Task to carry out:
The lines to be extracted begin at the line containing "Give me the" and end at the last line of the data below; copy them exactly and leave out the pictures.

Raw records:
· · · · · · ·

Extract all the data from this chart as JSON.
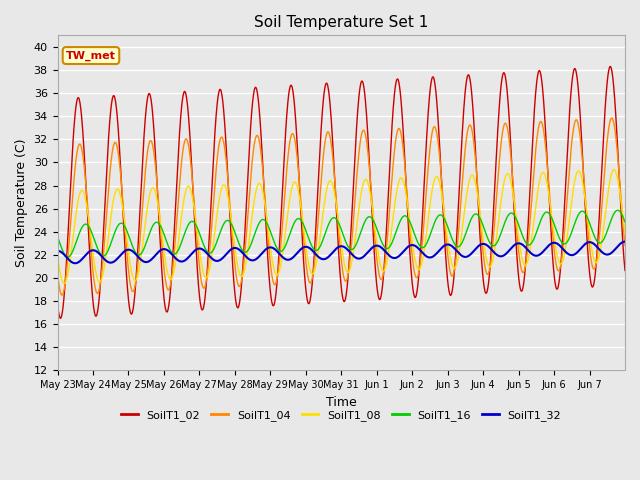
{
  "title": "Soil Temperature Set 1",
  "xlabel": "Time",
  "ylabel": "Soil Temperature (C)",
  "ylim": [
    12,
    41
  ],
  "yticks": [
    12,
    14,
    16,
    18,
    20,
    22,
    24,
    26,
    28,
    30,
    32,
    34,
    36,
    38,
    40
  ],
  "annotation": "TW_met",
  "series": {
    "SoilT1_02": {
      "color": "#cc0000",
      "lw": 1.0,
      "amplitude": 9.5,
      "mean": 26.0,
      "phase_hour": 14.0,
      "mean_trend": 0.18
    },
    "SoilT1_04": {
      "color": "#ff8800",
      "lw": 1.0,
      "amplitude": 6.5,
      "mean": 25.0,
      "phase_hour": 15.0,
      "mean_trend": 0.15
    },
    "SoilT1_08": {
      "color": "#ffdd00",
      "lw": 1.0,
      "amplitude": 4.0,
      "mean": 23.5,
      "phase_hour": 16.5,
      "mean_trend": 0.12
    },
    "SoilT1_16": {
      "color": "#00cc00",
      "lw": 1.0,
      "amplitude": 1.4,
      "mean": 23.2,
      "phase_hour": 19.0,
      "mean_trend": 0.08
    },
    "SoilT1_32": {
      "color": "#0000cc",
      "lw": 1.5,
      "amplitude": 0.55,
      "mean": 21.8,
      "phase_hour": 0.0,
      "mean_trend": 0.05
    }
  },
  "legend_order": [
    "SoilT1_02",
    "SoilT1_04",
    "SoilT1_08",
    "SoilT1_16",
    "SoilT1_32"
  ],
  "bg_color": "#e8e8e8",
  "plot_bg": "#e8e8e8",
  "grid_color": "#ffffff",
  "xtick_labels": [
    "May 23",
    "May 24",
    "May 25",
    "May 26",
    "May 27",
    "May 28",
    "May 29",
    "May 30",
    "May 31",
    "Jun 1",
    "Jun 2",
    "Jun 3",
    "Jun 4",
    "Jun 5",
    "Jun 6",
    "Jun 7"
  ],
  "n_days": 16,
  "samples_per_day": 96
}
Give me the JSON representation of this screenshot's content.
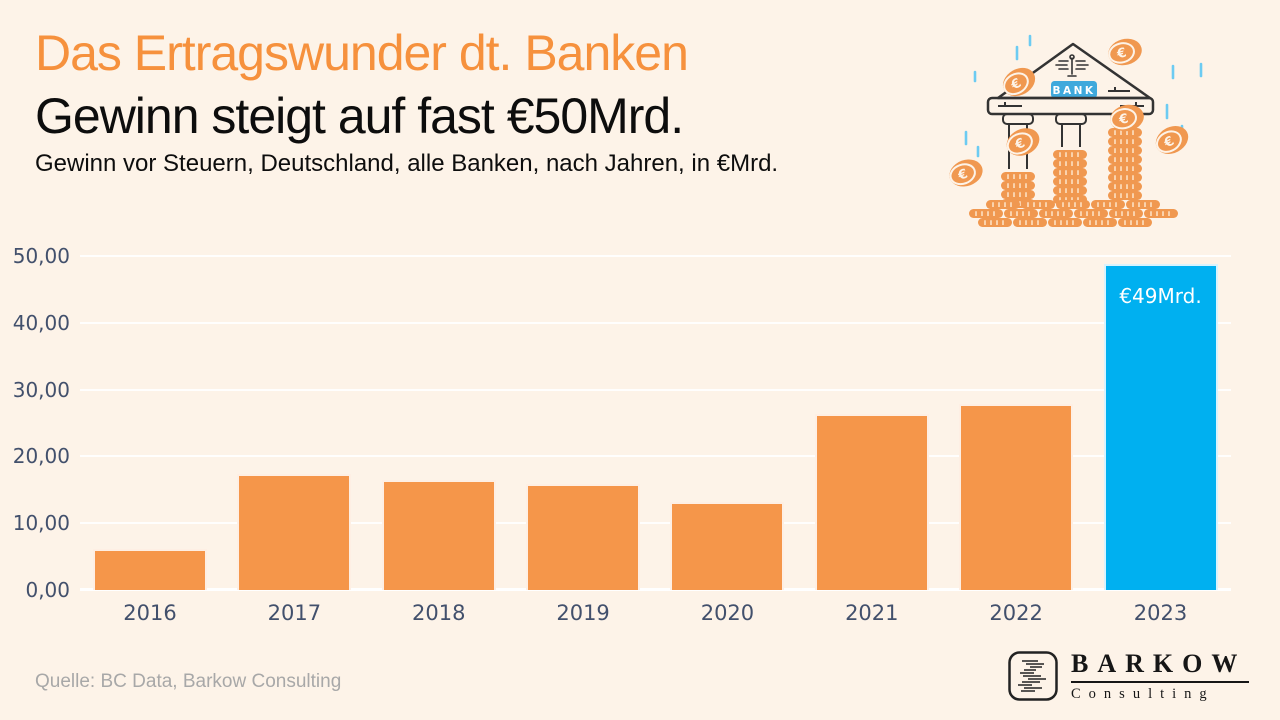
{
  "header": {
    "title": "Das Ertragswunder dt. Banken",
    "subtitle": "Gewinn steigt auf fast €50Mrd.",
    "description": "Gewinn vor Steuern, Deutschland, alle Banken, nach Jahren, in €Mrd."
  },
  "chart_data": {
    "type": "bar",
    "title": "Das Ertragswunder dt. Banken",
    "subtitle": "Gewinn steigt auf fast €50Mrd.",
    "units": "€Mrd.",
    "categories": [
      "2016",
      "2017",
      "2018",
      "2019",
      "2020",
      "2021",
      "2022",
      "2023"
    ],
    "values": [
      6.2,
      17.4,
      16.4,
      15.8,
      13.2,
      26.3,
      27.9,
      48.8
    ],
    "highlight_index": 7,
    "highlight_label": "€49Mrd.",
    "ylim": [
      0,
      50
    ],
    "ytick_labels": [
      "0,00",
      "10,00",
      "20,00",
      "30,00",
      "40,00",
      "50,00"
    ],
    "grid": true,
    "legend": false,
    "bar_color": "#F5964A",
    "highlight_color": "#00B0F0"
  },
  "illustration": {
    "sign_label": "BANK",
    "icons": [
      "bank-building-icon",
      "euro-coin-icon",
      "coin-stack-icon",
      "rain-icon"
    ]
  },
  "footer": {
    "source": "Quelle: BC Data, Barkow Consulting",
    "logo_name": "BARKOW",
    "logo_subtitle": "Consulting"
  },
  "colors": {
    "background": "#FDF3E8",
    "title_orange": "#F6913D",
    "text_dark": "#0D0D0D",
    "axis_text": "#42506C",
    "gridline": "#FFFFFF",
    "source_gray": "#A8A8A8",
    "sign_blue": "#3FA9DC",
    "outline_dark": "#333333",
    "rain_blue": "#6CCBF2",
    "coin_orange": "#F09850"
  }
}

· · · · · · ·

Result below:
Give me the JSON representation of this screenshot's content.
{
  "header": {
    "title": "Das Ertragswunder dt. Banken",
    "subtitle": "Gewinn steigt auf fast €50Mrd.",
    "description": "Gewinn vor Steuern, Deutschland, alle Banken, nach Jahren, in €Mrd."
  },
  "chart_data": {
    "type": "bar",
    "title": "Das Ertragswunder dt. Banken",
    "subtitle": "Gewinn steigt auf fast €50Mrd.",
    "units": "€Mrd.",
    "categories": [
      "2016",
      "2017",
      "2018",
      "2019",
      "2020",
      "2021",
      "2022",
      "2023"
    ],
    "values": [
      6.2,
      17.4,
      16.4,
      15.8,
      13.2,
      26.3,
      27.9,
      48.8
    ],
    "highlight_index": 7,
    "highlight_label": "€49Mrd.",
    "ylim": [
      0,
      50
    ],
    "ytick_labels": [
      "0,00",
      "10,00",
      "20,00",
      "30,00",
      "40,00",
      "50,00"
    ],
    "grid": true,
    "legend": false,
    "bar_color": "#F5964A",
    "highlight_color": "#00B0F0"
  },
  "illustration": {
    "sign_label": "BANK",
    "icons": [
      "bank-building-icon",
      "euro-coin-icon",
      "coin-stack-icon",
      "rain-icon"
    ]
  },
  "footer": {
    "source": "Quelle: BC Data, Barkow Consulting",
    "logo_name": "BARKOW",
    "logo_subtitle": "Consulting"
  },
  "colors": {
    "background": "#FDF3E8",
    "title_orange": "#F6913D",
    "text_dark": "#0D0D0D",
    "axis_text": "#42506C",
    "gridline": "#FFFFFF",
    "source_gray": "#A8A8A8",
    "sign_blue": "#3FA9DC",
    "outline_dark": "#333333",
    "rain_blue": "#6CCBF2",
    "coin_orange": "#F09850"
  }
}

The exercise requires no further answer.